Recorded data:
======
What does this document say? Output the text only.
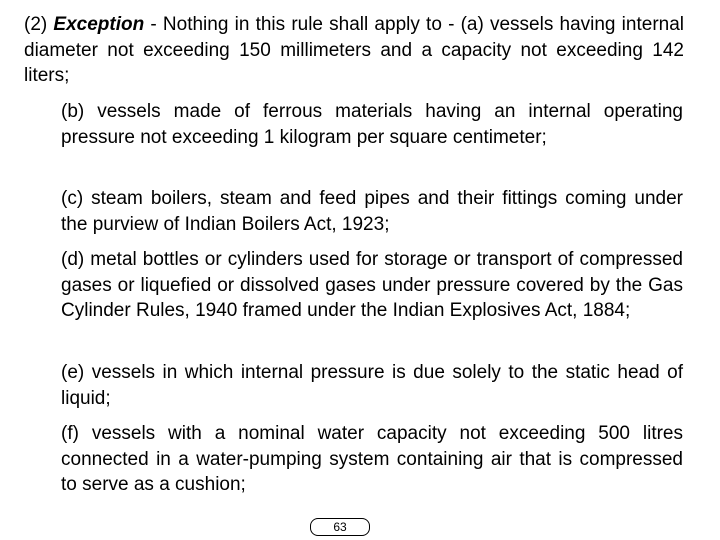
(2) Exception - Nothing in this rule shall apply to - (a) vessels having internal diameter not exceeding 150 millimeters and a capacity not exceeding 142 liters;

(b) vessels made of ferrous materials having an internal operating pressure not exceeding 1 kilogram per square centimeter;

(c) steam boilers, steam and feed pipes and their fittings coming under the purview of Indian Boilers Act, 1923;

(d) metal bottles or cylinders used for storage or transport of compressed gases or liquefied or dissolved gases under pressure covered by the Gas Cylinder Rules, 1940 framed under the Indian Explosives Act, 1884;

(e) vessels in which internal pressure is due solely to the static head of liquid;

(f) vessels with a nominal water capacity not exceeding 500 litres connected in a water-pumping system containing air that is compressed to serve as a cushion;

63
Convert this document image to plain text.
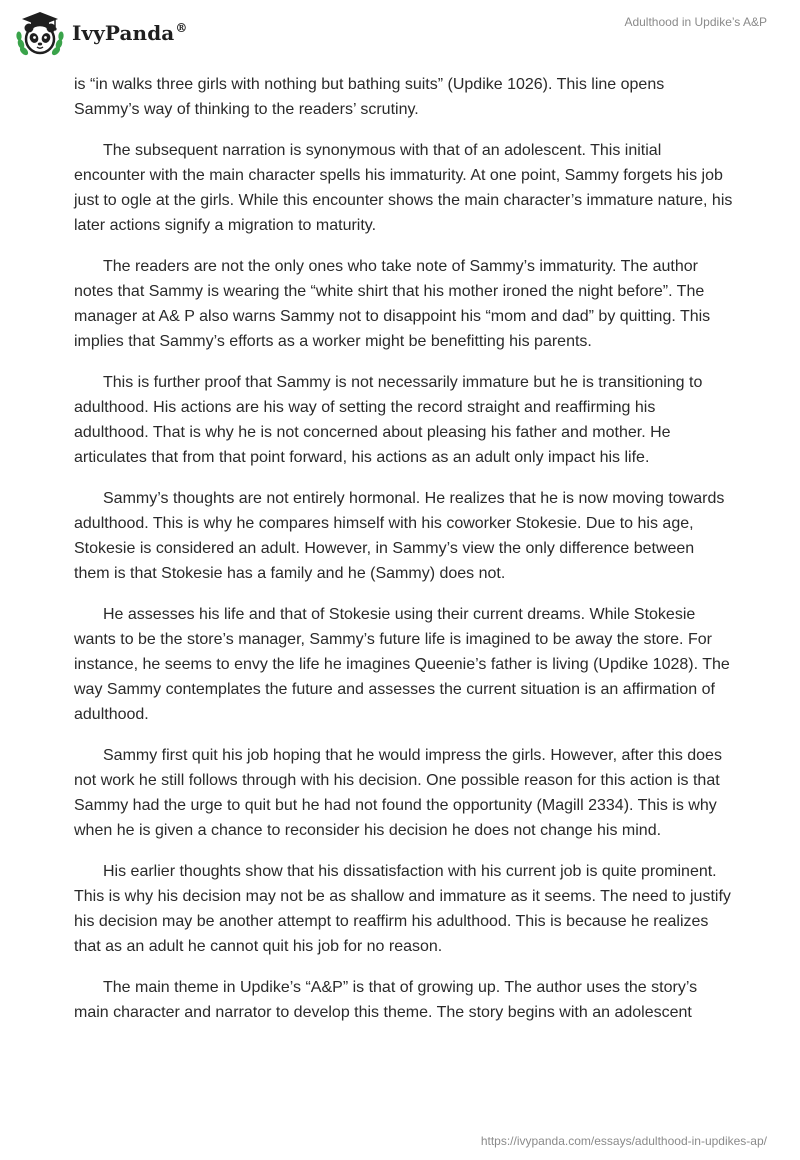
IvyPanda®	Adulthood in Updike’s A&P

is “in walks three girls with nothing but bathing suits” (Updike 1026). This line opens Sammy’s way of thinking to the readers’ scrutiny.

The subsequent narration is synonymous with that of an adolescent. This initial encounter with the main character spells his immaturity. At one point, Sammy forgets his job just to ogle at the girls. While this encounter shows the main character’s immature nature, his later actions signify a migration to maturity.

The readers are not the only ones who take note of Sammy’s immaturity. The author notes that Sammy is wearing the “white shirt that his mother ironed the night before”. The manager at A& P also warns Sammy not to disappoint his “mom and dad” by quitting. This implies that Sammy’s efforts as a worker might be benefitting his parents.

This is further proof that Sammy is not necessarily immature but he is transitioning to adulthood. His actions are his way of setting the record straight and reaffirming his adulthood. That is why he is not concerned about pleasing his father and mother. He articulates that from that point forward, his actions as an adult only impact his life.

Sammy’s thoughts are not entirely hormonal. He realizes that he is now moving towards adulthood. This is why he compares himself with his coworker Stokesie. Due to his age, Stokesie is considered an adult. However, in Sammy’s view the only difference between them is that Stokesie has a family and he (Sammy) does not.

He assesses his life and that of Stokesie using their current dreams. While Stokesie wants to be the store’s manager, Sammy’s future life is imagined to be away the store. For instance, he seems to envy the life he imagines Queenie’s father is living (Updike 1028). The way Sammy contemplates the future and assesses the current situation is an affirmation of adulthood.

Sammy first quit his job hoping that he would impress the girls. However, after this does not work he still follows through with his decision. One possible reason for this action is that Sammy had the urge to quit but he had not found the opportunity (Magill 2334). This is why when he is given a chance to reconsider his decision he does not change his mind.

His earlier thoughts show that his dissatisfaction with his current job is quite prominent. This is why his decision may not be as shallow and immature as it seems. The need to justify his decision may be another attempt to reaffirm his adulthood. This is because he realizes that as an adult he cannot quit his job for no reason.

The main theme in Updike’s “A&P” is that of growing up. The author uses the story’s main character and narrator to develop this theme. The story begins with an adolescent

https://ivypanda.com/essays/adulthood-in-updikes-ap/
======
Write the full listing out again with every line unchanged, but include no pictures.

What does this document say? Output the text only.
(2) Exception - Nothing in this rule shall apply to - (a) vessels having internal diameter not exceeding 150 millimeters and a capacity not exceeding 142 liters;

(b) vessels made of ferrous materials having an internal operating pressure not exceeding 1 kilogram per square centimeter;

(c) steam boilers, steam and feed pipes and their fittings coming under the purview of Indian Boilers Act, 1923;

(d) metal bottles or cylinders used for storage or transport of compressed gases or liquefied or dissolved gases under pressure covered by the Gas Cylinder Rules, 1940 framed under the Indian Explosives Act, 1884;

(e) vessels in which internal pressure is due solely to the static head of liquid;

(f) vessels with a nominal water capacity not exceeding 500 litres connected in a water-pumping system containing air that is compressed to serve as a cushion;

63
Convert this document image to plain text.
IvyPanda®	Adulthood in Updike’s A&P

is “in walks three girls with nothing but bathing suits” (Updike 1026). This line opens Sammy’s way of thinking to the readers’ scrutiny.

The subsequent narration is synonymous with that of an adolescent. This initial encounter with the main character spells his immaturity. At one point, Sammy forgets his job just to ogle at the girls. While this encounter shows the main character’s immature nature, his later actions signify a migration to maturity.

The readers are not the only ones who take note of Sammy’s immaturity. The author notes that Sammy is wearing the “white shirt that his mother ironed the night before”. The manager at A& P also warns Sammy not to disappoint his “mom and dad” by quitting. This implies that Sammy’s efforts as a worker might be benefitting his parents.

This is further proof that Sammy is not necessarily immature but he is transitioning to adulthood. His actions are his way of setting the record straight and reaffirming his adulthood. That is why he is not concerned about pleasing his father and mother. He articulates that from that point forward, his actions as an adult only impact his life.

Sammy’s thoughts are not entirely hormonal. He realizes that he is now moving towards adulthood. This is why he compares himself with his coworker Stokesie. Due to his age, Stokesie is considered an adult. However, in Sammy’s view the only difference between them is that Stokesie has a family and he (Sammy) does not.

He assesses his life and that of Stokesie using their current dreams. While Stokesie wants to be the store’s manager, Sammy’s future life is imagined to be away the store. For instance, he seems to envy the life he imagines Queenie’s father is living (Updike 1028). The way Sammy contemplates the future and assesses the current situation is an affirmation of adulthood.

Sammy first quit his job hoping that he would impress the girls. However, after this does not work he still follows through with his decision. One possible reason for this action is that Sammy had the urge to quit but he had not found the opportunity (Magill 2334). This is why when he is given a chance to reconsider his decision he does not change his mind.

His earlier thoughts show that his dissatisfaction with his current job is quite prominent. This is why his decision may not be as shallow and immature as it seems. The need to justify his decision may be another attempt to reaffirm his adulthood. This is because he realizes that as an adult he cannot quit his job for no reason.

The main theme in Updike’s “A&P” is that of growing up. The author uses the story’s main character and narrator to develop this theme. The story begins with an adolescent

https://ivypanda.com/essays/adulthood-in-updikes-ap/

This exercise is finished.